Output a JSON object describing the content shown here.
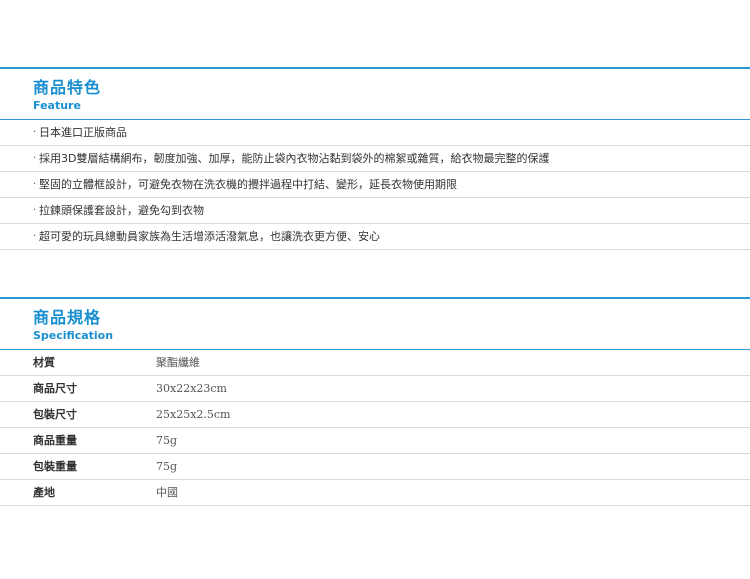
{
  "feature": {
    "title": "商品特色",
    "subtitle": "Feature",
    "bullet": "‧",
    "items": [
      "日本進口正版商品",
      "採用3D雙層結構網布，韌度加強、加厚，能防止袋內衣物沾黏到袋外的棉絮或雜質，給衣物最完整的保護",
      "堅固的立體框設計，可避免衣物在洗衣機的攪拌過程中打結、變形，延長衣物使用期限",
      "拉鍊頭保護套設計，避免勾到衣物",
      "超可愛的玩具總動員家族為生活增添活潑氣息，也讓洗衣更方便、安心"
    ]
  },
  "specification": {
    "title": "商品規格",
    "subtitle": "Specification",
    "rows": [
      {
        "label": "材質",
        "value": "聚酯纖維"
      },
      {
        "label": "商品尺寸",
        "value": "30x22x23cm"
      },
      {
        "label": "包裝尺寸",
        "value": "25x25x2.5cm"
      },
      {
        "label": "商品重量",
        "value": "75g"
      },
      {
        "label": "包裝重量",
        "value": "75g"
      },
      {
        "label": "產地",
        "value": "中國"
      }
    ]
  },
  "colors": {
    "accent": "#1a8fd0",
    "rule": "#2a9ad6",
    "divider": "#d9d9d9"
  }
}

-=-=-=-=-

THE REQUEST ▸
Set the listing down in full and exactly. Pictures within it should not appear in the copy.

FINAL ANSWER ▸
Output a JSON object describing the content shown here.
{
  "feature": {
    "title": "商品特色",
    "subtitle": "Feature",
    "bullet": "‧",
    "items": [
      "日本進口正版商品",
      "採用3D雙層結構網布，韌度加強、加厚，能防止袋內衣物沾黏到袋外的棉絮或雜質，給衣物最完整的保護",
      "堅固的立體框設計，可避免衣物在洗衣機的攪拌過程中打結、變形，延長衣物使用期限",
      "拉鍊頭保護套設計，避免勾到衣物",
      "超可愛的玩具總動員家族為生活增添活潑氣息，也讓洗衣更方便、安心"
    ]
  },
  "specification": {
    "title": "商品規格",
    "subtitle": "Specification",
    "rows": [
      {
        "label": "材質",
        "value": "聚酯纖維"
      },
      {
        "label": "商品尺寸",
        "value": "30x22x23cm"
      },
      {
        "label": "包裝尺寸",
        "value": "25x25x2.5cm"
      },
      {
        "label": "商品重量",
        "value": "75g"
      },
      {
        "label": "包裝重量",
        "value": "75g"
      },
      {
        "label": "產地",
        "value": "中國"
      }
    ]
  },
  "colors": {
    "accent": "#1a8fd0",
    "rule": "#2a9ad6",
    "divider": "#d9d9d9"
  }
}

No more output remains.